*WHAT THE TASK REQUIRES*.
Count how many lines hold the string "frac". Answer with that number and nothing more.

*SOURCE MATERIAL*.
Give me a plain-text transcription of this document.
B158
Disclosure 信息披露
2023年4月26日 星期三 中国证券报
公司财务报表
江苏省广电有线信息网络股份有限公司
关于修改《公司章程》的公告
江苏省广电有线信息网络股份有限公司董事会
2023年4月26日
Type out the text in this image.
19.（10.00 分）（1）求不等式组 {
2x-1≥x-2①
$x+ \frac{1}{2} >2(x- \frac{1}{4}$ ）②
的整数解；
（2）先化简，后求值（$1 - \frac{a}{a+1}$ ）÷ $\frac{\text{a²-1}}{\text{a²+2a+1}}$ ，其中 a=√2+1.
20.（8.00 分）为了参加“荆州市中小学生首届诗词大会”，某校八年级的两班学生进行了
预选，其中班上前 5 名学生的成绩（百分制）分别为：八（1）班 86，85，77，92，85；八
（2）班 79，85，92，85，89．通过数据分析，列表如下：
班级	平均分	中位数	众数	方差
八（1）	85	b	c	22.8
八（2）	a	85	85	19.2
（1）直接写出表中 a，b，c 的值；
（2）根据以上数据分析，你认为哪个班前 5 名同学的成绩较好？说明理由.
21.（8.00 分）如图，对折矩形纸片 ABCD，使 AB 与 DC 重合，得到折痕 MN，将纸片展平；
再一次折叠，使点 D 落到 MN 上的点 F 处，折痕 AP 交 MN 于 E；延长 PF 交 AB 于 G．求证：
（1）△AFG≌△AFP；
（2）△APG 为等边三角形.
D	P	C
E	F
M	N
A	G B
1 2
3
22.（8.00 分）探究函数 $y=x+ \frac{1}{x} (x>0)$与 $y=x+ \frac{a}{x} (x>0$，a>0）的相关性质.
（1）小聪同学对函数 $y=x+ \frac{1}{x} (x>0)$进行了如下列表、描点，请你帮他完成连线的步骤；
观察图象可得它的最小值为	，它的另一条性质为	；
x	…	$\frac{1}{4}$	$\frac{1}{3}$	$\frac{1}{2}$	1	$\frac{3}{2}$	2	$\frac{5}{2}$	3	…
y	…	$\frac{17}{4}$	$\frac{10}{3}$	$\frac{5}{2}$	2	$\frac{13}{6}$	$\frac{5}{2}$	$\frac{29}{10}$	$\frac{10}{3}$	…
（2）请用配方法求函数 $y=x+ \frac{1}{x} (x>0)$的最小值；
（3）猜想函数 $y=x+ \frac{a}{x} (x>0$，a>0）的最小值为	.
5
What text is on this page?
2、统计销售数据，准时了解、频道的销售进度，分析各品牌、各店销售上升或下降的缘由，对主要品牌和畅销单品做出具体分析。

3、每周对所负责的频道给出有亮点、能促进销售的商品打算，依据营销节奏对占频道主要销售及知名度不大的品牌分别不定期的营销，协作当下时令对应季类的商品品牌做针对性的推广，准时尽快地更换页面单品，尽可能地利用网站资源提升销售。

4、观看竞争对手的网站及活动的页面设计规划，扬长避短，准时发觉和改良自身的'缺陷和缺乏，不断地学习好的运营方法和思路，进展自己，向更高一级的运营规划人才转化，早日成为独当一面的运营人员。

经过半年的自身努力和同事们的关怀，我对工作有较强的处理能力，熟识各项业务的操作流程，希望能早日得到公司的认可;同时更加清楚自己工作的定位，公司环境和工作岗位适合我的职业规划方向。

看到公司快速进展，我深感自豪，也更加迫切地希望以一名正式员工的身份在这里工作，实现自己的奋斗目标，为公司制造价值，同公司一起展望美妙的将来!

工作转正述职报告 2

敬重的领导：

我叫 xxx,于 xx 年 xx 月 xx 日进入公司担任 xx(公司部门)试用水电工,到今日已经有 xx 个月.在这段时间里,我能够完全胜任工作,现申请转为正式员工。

*ANSWER TO THIS PROBLEM*.
8